> [Request]:
Please repeat the listing below, changing every "rear view" to "back view" and leaving everything else unchanged.

>> Begin Record list

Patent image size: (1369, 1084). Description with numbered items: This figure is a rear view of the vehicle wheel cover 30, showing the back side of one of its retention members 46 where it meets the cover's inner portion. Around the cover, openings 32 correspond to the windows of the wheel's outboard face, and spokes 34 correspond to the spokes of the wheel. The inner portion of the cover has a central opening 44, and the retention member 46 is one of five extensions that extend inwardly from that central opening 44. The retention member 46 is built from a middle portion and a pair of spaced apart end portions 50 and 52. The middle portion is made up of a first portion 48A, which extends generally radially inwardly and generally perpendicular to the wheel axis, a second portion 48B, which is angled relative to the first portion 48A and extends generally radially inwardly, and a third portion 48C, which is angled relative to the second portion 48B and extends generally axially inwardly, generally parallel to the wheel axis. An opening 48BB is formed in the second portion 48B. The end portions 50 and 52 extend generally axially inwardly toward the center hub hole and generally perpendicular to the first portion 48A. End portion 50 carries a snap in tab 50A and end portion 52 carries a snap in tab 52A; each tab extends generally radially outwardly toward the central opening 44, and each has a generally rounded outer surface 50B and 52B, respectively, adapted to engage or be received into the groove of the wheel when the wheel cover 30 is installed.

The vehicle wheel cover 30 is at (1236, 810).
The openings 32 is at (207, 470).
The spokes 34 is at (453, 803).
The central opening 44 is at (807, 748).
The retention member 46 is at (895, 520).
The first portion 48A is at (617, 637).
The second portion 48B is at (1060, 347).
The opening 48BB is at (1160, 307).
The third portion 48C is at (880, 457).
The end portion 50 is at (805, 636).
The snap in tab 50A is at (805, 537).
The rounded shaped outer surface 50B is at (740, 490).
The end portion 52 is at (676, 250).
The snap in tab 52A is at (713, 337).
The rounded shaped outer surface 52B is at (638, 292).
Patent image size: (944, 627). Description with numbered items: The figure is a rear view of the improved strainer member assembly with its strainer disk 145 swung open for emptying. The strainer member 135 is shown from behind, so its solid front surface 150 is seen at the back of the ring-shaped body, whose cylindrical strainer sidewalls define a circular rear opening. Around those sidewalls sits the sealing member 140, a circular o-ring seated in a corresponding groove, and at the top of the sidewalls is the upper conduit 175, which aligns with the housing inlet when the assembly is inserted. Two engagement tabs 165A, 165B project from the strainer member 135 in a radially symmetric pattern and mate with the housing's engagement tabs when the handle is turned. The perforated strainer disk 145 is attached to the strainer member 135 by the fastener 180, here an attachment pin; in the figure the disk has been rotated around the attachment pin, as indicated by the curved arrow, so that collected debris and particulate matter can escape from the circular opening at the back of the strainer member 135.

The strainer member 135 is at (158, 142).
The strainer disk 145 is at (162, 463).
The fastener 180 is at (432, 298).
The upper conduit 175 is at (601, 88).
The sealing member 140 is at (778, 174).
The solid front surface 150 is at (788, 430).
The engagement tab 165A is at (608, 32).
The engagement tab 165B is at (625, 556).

>> End Record list

> [Finished task]:
Patent image size: (1369, 1084). Description with numbered items: This figure is a back view of the vehicle wheel cover 30, showing the back side of one of its retention members 46 where it meets the cover's inner portion. Around the cover, openings 32 correspond to the windows of the wheel's outboard face, and spokes 34 correspond to the spokes of the wheel. The inner portion of the cover has a central opening 44, and the retention member 46 is one of five extensions that extend inwardly from that central opening 44. The retention member 46 is built from a middle portion and a pair of spaced apart end portions 50 and 52. The middle portion is made up of a first portion 48A, which extends generally radially inwardly and generally perpendicular to the wheel axis, a second portion 48B, which is angled relative to the first portion 48A and extends generally radially inwardly, and a third portion 48C, which is angled relative to the second portion 48B and extends generally axially inwardly, generally parallel to the wheel axis. An opening 48BB is formed in the second portion 48B. The end portions 50 and 52 extend generally axially inwardly toward the center hub hole and generally perpendicular to the first portion 48A. End portion 50 carries a snap in tab 50A and end portion 52 carries a snap in tab 52A; each tab extends generally radially outwardly toward the central opening 44, and each has a generally rounded outer surface 50B and 52B, respectively, adapted to engage or be received into the groove of the wheel when the wheel cover 30 is installed.

The vehicle wheel cover 30 is at (1236, 810).
The openings 32 is at (207, 470).
The spokes 34 is at (453, 803).
The central opening 44 is at (807, 748).
The retention member 46 is at (895, 520).
The first portion 48A is at (617, 637).
The second portion 48B is at (1060, 347).
The opening 48BB is at (1160, 307).
The third portion 48C is at (880, 457).
The end portion 50 is at (805, 636).
The snap in tab 50A is at (805, 537).
The rounded shaped outer surface 50B is at (740, 490).
The end portion 52 is at (676, 250).
The snap in tab 52A is at (713, 337).
The rounded shaped outer surface 52B is at (638, 292).
Patent image size: (944, 627). Description with numbered items: The figure is a back view of the improved strainer member assembly with its strainer disk 145 swung open for emptying. The strainer member 135 is shown from behind, so its solid front surface 150 is seen at the back of the ring-shaped body, whose cylindrical strainer sidewalls define a circular rear opening. Around those sidewalls sits the sealing member 140, a circular o-ring seated in a corresponding groove, and at the top of the sidewalls is the upper conduit 175, which aligns with the housing inlet when the assembly is inserted. Two engagement tabs 165A, 165B project from the strainer member 135 in a radially symmetric pattern and mate with the housing's engagement tabs when the handle is turned. The perforated strainer disk 145 is attached to the strainer member 135 by the fastener 180, here an attachment pin; in the figure the disk has been rotated around the attachment pin, as indicated by the curved arrow, so that collected debris and particulate matter can escape from the circular opening at the back of the strainer member 135.

The strainer member 135 is at (158, 142).
The strainer disk 145 is at (162, 463).
The fastener 180 is at (432, 298).
The upper conduit 175 is at (601, 88).
The sealing member 140 is at (778, 174).
The solid front surface 150 is at (788, 430).
The engagement tab 165A is at (608, 32).
The engagement tab 165B is at (625, 556).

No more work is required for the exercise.